§ **What is asked**
[A] According to the reentrancy guard discussion, which tool already does basically what was proposed, minus the modifiers?
[B] Rewrite the part of the reentrancy guard discussion between "https://github.com/ethereum/solidity/issues/13124 is a" and "the conservative approach.", inclusive, putting "unchecked section" in place of "unchecked block".
[C] Write what comes next in the reentrancy guard discussion, following on from its final sentence.

§ **Supplied text**
--------------------

I think this shouldn't go into the language with safe/protected keywords and such, and should rather have similar behavior as checked arithmetic.

IMO, reentrancy guards could be added by default for every external call, and bypassed if the call is in an unchecked block. This also follows Rust's unsafe style which seems popular.

leonardoalt avatar Jul 04 '22 09:07 leonardoalt

https://github.com/ethereum/solidity/issues/13124 is a dup of this issue in general but offers two different approaches:

  • Aggressive: basically what I said above
  • Conservative: try to detect whether state changes are performed after external calls, and if yes add the reentrancy guards.

Copying what I said in the other issue:

You could combine both approaches, eg have the aggressive approach by default which can be bypassed by the user if the external call is in an unchecked block, and the compiler can also choose to optimize it away if it detects the conditions in the conservative approach.

leonardoalt avatar Jul 04 '22 09:07 leonardoalt

Standard reachability analysis should be able to determine quite easily whether any given line can modify state or call a function in another contract. Then Solidity just needs to ensure that every function has a partition between state modification first, and external calls second.

If you want the user to have to explicitly signify whether a function updates state, you already have that: non-pure/view. If you want the user to have to explicitly signify which functions can call other contracts, you could add a caller modifier or something. Then you could not call a state modifier function or modify state after a caller function or an address.call within any function -- and any function that calls a caller function or calls address.call also itself becomes a caller function.

lukehutch avatar Jul 04 '22 10:07 lukehutch

I personally really dislike the idea of function modifiers for reentrancy. It's too binary and does not represent the amount of different use cases. Moreover:

  • the strategy you mention first can yield false positives for safe cases that do not conform exactly to this pattern
  • I understand your second paragraph but it sounds really confusing. Imagine documenting/implementing this, it's gonna be full of edge cases and potentially make the analysis more dangerous/confusing.

Edit:

  • I'm not against the reachability analysis. I think it is useful as an optimization for cases that are safe for sure.
  • I just think the simplest would be to add a guard to every call by default with the possibility of removing it. No extra keyword, no complicated analysis besides the optimization above, no edge cases. Plus it conforms to a standard that the language already has.

leonardoalt avatar Jul 04 '22 10:07 leonardoalt

What I proposed is already basically what Slither does (minus the modifiers), but Solidity should give these warnings rather than Slither, because this is such a serious source of security vulnerabilities.

Yes, in the general case precise reachability analysis is uncomputable, unless you use conservative logic that looks to see whether something might be reachable given some specific runtime control flow (then reachability analysis becomes simple and computable).

--------------------

§ **Record excerpts**
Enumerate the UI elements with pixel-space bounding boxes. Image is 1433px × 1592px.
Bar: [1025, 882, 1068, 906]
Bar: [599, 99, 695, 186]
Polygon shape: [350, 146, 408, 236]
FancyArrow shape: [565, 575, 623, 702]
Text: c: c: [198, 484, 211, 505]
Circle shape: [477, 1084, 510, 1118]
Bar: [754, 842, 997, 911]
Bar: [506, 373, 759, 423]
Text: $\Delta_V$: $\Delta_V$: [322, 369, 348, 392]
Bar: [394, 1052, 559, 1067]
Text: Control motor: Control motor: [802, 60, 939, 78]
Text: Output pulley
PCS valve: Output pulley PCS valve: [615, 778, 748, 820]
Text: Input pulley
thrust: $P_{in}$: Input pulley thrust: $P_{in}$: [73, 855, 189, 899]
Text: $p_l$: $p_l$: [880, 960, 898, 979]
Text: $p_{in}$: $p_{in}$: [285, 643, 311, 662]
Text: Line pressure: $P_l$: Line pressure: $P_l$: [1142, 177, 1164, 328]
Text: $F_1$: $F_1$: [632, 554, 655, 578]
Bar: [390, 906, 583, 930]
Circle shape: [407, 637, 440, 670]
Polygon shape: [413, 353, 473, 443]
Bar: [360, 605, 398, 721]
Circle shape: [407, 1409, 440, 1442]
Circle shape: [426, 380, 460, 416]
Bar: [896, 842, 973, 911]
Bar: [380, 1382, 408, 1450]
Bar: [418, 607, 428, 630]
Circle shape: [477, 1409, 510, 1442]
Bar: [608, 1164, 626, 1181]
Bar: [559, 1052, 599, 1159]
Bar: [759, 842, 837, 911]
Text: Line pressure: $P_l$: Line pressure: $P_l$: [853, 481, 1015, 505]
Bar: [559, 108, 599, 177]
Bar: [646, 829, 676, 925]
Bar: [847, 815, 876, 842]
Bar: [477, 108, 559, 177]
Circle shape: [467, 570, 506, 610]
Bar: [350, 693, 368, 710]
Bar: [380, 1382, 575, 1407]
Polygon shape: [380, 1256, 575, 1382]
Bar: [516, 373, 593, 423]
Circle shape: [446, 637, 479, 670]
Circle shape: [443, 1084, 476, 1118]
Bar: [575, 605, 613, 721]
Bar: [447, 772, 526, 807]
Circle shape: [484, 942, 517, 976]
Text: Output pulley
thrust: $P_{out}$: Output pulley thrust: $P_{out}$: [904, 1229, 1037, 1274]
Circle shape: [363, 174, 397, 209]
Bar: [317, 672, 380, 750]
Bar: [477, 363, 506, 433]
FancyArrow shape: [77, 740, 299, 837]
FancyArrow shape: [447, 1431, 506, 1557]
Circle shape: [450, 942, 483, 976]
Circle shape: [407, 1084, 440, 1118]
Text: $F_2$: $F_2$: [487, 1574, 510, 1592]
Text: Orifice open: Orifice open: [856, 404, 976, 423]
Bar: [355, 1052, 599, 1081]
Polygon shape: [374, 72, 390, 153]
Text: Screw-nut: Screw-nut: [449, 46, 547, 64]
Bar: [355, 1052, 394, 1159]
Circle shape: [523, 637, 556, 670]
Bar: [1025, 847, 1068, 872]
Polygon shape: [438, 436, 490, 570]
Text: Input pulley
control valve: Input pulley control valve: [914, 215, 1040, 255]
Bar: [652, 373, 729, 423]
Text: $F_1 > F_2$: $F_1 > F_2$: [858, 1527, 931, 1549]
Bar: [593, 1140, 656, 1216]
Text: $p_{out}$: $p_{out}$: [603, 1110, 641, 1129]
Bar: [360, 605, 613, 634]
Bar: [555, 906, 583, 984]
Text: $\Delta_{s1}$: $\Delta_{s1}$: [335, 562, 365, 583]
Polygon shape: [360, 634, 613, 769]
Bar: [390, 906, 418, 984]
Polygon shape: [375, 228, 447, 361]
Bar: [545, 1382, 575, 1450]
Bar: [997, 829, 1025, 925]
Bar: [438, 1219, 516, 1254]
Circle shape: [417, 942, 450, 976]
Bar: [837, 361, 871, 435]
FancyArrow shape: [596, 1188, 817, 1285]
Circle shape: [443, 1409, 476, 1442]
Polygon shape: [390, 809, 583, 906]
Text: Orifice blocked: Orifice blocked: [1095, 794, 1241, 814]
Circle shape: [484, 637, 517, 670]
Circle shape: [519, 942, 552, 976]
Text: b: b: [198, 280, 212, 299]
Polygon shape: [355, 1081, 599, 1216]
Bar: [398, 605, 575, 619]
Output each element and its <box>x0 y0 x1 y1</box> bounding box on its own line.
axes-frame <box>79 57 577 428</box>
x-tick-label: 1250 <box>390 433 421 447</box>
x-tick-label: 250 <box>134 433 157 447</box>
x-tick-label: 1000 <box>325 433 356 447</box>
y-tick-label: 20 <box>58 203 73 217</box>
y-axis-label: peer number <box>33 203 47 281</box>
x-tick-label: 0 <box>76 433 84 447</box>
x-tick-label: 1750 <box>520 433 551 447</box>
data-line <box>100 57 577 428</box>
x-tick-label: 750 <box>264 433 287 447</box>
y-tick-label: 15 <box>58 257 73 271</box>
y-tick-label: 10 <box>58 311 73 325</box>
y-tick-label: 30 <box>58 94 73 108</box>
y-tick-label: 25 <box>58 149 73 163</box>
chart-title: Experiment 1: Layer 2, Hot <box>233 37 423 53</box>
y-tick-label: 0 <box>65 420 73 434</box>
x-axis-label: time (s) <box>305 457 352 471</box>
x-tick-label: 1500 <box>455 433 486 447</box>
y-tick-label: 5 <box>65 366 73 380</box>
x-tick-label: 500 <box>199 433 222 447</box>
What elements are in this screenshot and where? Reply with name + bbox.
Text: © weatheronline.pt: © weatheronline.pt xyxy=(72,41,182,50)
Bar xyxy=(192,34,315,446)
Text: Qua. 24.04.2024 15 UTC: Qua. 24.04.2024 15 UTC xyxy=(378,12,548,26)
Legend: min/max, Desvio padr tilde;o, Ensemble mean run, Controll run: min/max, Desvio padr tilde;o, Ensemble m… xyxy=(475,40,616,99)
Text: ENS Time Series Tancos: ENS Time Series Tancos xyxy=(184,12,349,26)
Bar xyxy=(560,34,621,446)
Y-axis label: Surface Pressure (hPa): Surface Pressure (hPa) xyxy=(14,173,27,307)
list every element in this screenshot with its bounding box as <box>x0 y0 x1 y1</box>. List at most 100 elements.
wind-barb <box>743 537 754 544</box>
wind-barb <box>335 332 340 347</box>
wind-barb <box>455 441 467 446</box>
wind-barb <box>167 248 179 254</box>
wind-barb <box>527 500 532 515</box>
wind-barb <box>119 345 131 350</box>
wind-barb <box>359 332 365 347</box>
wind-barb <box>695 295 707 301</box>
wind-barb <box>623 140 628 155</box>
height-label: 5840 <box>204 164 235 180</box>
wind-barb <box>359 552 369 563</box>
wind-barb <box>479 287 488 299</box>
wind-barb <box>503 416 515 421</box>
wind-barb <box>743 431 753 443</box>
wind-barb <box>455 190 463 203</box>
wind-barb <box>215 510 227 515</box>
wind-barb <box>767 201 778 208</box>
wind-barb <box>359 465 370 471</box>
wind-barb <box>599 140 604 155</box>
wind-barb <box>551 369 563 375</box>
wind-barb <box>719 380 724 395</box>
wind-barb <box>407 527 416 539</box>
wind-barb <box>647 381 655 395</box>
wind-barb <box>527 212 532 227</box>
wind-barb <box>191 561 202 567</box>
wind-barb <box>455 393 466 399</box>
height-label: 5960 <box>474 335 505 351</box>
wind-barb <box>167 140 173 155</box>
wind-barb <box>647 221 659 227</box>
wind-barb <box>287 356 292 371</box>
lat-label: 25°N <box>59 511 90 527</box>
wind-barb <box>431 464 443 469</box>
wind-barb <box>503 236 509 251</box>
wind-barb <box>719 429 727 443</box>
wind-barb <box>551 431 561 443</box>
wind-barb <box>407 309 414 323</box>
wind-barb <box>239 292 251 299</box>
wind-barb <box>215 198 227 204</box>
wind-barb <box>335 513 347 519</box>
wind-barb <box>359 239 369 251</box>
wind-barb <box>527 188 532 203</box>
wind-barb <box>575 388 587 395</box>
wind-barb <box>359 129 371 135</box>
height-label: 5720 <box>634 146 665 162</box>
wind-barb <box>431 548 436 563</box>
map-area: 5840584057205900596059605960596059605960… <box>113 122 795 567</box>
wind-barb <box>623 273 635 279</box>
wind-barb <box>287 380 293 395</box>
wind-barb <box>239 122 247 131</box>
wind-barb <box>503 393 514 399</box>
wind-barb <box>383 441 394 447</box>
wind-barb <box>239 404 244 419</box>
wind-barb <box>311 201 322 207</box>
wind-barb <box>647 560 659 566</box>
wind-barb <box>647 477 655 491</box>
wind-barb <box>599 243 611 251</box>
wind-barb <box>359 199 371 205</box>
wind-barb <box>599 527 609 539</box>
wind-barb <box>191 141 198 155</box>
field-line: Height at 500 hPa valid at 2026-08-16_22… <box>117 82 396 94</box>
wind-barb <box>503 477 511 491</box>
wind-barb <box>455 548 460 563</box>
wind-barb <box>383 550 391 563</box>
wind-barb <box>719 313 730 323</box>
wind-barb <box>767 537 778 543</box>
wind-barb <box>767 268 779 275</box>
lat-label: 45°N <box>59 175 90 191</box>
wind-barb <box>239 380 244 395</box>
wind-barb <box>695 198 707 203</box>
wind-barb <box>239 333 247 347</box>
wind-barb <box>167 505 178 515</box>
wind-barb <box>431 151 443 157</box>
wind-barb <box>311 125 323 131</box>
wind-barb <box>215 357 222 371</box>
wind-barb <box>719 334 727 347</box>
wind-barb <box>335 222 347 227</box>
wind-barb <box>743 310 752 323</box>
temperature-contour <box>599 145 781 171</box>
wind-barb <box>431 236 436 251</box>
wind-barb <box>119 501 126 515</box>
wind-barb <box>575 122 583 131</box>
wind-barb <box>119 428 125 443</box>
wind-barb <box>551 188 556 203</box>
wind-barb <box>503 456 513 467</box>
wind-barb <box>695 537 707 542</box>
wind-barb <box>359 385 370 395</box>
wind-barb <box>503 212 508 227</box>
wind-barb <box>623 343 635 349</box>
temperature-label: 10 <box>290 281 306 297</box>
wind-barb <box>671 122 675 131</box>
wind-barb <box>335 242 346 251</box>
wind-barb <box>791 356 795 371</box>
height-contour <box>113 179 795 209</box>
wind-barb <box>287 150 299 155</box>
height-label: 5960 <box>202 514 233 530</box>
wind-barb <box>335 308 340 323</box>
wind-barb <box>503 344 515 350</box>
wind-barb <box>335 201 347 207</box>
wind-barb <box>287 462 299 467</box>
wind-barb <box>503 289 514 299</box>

--------------------

§ **Replies**
[A] Slither.

[B]
https://github.com/ethereum/solidity/issues/13124 is a dup of this issue in general but offers two different approaches:

  • Aggressive: basically what I said above
  • Conservative: try to detect whether state changes are performed after external calls, and if yes add the reentrancy guards.

Copying what I said in the other issue:

You could combine both approaches, eg have the aggressive approach by default which can be bypassed by the user if the external call is in an unchecked section, and the compiler can also choose to optimize it away if it detects the conditions in the conservative approach.

[C]
Re. the modifiers, there's a reason why Solidity made visibility modifiers and mutation modifiers required a few versions ago. Being explicit establishes a contract between the programmer and the compiler. And what I explained in my 2nd paragraph is exactly what Solidity already does (albeit with inverted logic) with mutation modifiers for pure/view functions. So basically the machinery is all already there in the compiler to implement this simply.

lukehutch avatar Jul 04 '22 10:07 lukehutch

It will be much easier to implement robust automatic runtime protections against reentrancy attacks at runtime once EIP-1153 is merged, because it will allow for flags to be set whose lifecycle is bound to a transaction.

However, I believe the vast majority of reentrancy attack vulnerabilities can be detected and prevented through static analysis.

lukehutch avatar Jul 16 '22 20:07 lukehutch

It will be much easier to implement robust automatic runtime protections against reentrancy attacks at runtime once EIP-1153 is merged, because it will allow for flags to be set whose lifecycle is bound to a transaction.

Are you confident that's gonna go in? I personally am not.

However, I believe the vast majority of reentrancy attack vulnerabilities can be detected and prevented through static analysis.

Agree that potential reentrancy can be detected with syntactic static analysis. But what about false positives?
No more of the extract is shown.